▶ _RECORDS FOR THIS EXERCISE_
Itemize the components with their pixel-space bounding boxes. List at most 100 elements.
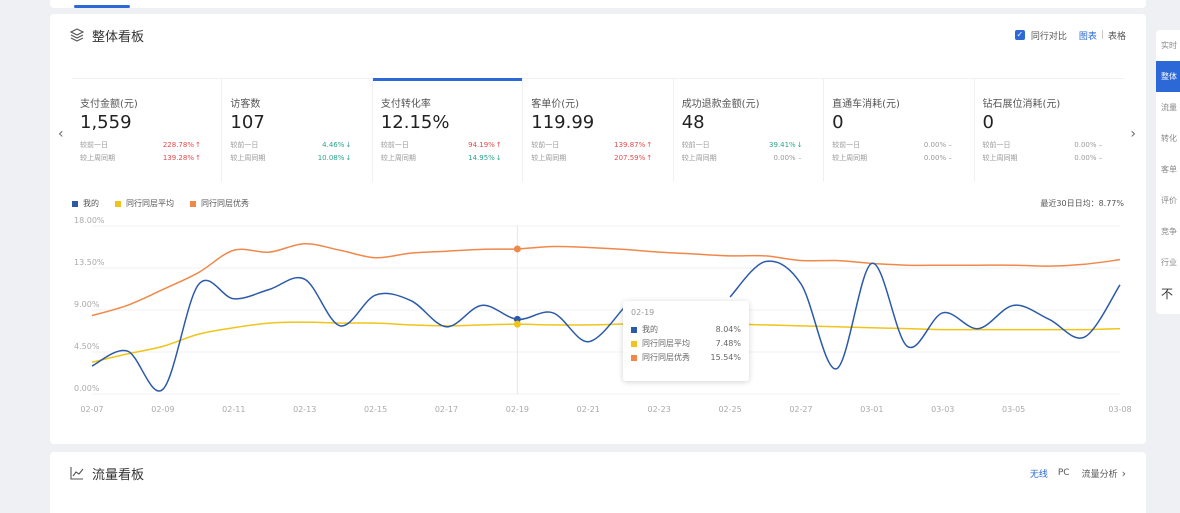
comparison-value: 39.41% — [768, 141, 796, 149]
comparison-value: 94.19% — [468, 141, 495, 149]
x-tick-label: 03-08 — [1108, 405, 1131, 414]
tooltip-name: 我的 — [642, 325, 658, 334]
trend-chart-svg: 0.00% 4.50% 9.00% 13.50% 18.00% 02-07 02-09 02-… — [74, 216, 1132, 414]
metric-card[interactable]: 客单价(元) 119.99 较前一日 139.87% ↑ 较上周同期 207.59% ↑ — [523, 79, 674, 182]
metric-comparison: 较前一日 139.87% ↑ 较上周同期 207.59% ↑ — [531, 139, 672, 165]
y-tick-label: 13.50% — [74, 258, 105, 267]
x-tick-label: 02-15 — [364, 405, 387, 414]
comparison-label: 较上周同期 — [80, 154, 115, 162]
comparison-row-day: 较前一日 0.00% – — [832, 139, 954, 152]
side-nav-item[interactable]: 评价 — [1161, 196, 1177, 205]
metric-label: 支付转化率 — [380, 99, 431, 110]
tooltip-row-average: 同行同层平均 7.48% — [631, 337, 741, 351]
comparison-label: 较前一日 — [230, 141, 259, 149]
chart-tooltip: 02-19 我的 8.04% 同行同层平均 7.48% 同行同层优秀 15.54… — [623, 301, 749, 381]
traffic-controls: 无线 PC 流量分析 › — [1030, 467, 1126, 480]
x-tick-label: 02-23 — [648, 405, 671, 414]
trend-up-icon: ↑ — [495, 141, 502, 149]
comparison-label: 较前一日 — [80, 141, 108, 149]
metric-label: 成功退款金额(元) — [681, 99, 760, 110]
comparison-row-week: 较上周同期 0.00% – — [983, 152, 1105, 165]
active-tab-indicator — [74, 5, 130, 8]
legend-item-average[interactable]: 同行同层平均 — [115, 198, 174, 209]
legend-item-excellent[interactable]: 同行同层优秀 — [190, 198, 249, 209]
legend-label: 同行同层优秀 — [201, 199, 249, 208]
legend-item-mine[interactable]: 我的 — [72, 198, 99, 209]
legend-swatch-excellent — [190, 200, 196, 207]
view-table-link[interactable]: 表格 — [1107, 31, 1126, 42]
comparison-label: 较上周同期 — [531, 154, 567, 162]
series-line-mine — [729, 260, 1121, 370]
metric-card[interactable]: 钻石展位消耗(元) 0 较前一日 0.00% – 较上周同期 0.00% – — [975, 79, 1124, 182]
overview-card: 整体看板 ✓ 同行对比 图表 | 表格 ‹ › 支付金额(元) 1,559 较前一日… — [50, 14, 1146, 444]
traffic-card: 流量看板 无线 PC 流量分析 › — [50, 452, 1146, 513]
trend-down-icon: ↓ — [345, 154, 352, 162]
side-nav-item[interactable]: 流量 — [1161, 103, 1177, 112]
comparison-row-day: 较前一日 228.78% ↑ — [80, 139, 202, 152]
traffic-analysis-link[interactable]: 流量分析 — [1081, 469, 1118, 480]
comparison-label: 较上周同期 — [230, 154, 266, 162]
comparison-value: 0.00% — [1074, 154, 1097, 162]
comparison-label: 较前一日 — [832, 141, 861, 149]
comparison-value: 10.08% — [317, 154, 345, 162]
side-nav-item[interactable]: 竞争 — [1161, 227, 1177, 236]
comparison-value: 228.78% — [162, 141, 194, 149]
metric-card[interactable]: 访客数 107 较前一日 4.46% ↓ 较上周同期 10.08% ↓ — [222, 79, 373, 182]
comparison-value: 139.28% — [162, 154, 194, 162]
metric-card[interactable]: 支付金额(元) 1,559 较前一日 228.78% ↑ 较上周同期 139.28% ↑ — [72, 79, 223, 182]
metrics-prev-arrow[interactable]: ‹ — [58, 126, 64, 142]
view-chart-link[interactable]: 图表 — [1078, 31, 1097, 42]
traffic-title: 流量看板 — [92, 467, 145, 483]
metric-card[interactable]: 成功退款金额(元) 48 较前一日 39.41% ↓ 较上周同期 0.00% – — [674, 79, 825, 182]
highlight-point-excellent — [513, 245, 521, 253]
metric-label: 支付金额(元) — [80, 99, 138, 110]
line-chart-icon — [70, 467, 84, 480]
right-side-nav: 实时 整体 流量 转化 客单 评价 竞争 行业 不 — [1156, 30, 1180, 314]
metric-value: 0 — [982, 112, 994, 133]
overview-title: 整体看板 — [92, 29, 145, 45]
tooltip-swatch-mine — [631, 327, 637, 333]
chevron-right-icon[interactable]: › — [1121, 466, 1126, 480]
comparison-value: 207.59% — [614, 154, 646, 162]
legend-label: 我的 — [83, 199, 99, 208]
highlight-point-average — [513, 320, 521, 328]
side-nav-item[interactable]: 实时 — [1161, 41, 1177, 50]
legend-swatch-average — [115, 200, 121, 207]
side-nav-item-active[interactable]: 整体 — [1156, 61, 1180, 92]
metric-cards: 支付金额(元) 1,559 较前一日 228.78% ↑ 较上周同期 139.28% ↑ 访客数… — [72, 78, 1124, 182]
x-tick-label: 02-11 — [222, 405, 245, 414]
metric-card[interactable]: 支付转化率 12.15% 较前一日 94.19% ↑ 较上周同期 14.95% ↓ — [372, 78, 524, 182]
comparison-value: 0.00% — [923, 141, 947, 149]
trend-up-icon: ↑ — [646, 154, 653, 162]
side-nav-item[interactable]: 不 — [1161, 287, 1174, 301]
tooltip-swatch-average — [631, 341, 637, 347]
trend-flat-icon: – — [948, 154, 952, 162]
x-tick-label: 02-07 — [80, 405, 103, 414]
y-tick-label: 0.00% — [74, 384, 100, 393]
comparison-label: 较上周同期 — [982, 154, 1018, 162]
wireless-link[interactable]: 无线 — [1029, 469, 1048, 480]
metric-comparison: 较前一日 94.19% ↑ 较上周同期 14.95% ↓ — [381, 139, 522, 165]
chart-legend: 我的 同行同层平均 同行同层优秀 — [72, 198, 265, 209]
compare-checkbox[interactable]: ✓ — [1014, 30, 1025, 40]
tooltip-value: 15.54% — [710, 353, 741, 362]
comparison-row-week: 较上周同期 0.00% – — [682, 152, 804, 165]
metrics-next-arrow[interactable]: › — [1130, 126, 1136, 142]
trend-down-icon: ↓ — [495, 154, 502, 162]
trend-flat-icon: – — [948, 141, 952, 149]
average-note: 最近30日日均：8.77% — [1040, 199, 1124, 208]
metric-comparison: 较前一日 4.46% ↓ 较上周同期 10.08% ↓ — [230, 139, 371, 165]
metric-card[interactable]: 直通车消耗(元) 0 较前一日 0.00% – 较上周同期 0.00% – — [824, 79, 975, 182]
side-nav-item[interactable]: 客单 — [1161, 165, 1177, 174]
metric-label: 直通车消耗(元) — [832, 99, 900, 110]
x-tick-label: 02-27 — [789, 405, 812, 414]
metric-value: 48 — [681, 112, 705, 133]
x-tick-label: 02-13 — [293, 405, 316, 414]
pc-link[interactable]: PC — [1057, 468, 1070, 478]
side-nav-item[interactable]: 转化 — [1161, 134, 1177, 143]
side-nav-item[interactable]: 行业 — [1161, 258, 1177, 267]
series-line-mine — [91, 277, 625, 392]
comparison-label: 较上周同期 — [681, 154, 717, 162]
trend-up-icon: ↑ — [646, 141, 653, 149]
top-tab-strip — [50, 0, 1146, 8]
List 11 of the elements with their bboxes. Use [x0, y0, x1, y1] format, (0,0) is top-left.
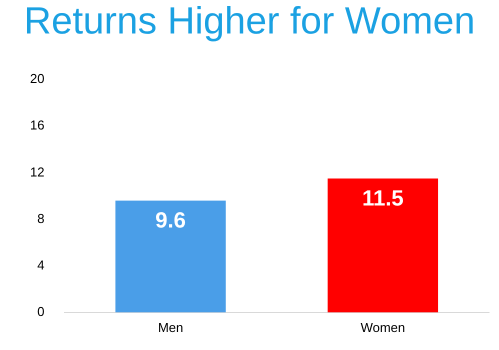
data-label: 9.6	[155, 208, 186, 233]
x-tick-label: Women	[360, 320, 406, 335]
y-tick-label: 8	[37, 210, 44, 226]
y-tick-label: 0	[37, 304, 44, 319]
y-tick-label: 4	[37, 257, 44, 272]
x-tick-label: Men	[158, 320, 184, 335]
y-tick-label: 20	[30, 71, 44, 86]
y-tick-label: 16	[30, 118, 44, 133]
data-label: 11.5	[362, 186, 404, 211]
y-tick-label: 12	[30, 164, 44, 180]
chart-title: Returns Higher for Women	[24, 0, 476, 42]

▶ _TASK REQUIREMENTS_
Reproduce only the listing lines from the line with "comparison-value: 39.41% —" to the line with "legend-item-average[interactable]: 同行同层平均 —", renaming "x-tick-label" to "x-axis-label" throughout and keeping everything else the same.

▶ _THE ANSWER_
comparison-value: 39.41% — [768, 141, 796, 149]
comparison-value: 94.19% — [468, 141, 495, 149]
x-axis-label: 03-08 — [1108, 405, 1131, 414]
tooltip-name: 我的 — [642, 325, 658, 334]
trend-chart-svg: 0.00% 4.50% 9.00% 13.50% 18.00% 02-07 02-09 02-… — [74, 216, 1132, 414]
metric-card[interactable]: 客单价(元) 119.99 较前一日 139.87% ↑ 较上周同期 207.59% ↑ — [523, 79, 674, 182]
metric-comparison: 较前一日 139.87% ↑ 较上周同期 207.59% ↑ — [531, 139, 672, 165]
y-tick-label: 13.50% — [74, 258, 105, 267]
x-axis-label: 02-15 — [364, 405, 387, 414]
comparison-label: 较上周同期 — [80, 154, 115, 162]
comparison-row-day: 较前一日 0.00% – — [832, 139, 954, 152]
side-nav-item[interactable]: 评价 — [1161, 196, 1177, 205]
metric-label: 支付转化率 — [380, 99, 431, 110]
tooltip-row-average: 同行同层平均 7.48% — [631, 337, 741, 351]
comparison-label: 较前一日 — [230, 141, 259, 149]
chart-tooltip: 02-19 我的 8.04% 同行同层平均 7.48% 同行同层优秀 15.54… — [623, 301, 749, 381]
traffic-controls: 无线 PC 流量分析 › — [1030, 467, 1126, 480]
x-axis-label: 02-23 — [648, 405, 671, 414]
trend-up-icon: ↑ — [495, 141, 502, 149]
comparison-label: 较前一日 — [80, 141, 108, 149]
metric-label: 成功退款金额(元) — [681, 99, 760, 110]
comparison-row-week: 较上周同期 0.00% – — [983, 152, 1105, 165]
active-tab-indicator — [74, 5, 130, 8]
legend-item-average[interactable]: 同行同层平均 — [115, 198, 174, 209]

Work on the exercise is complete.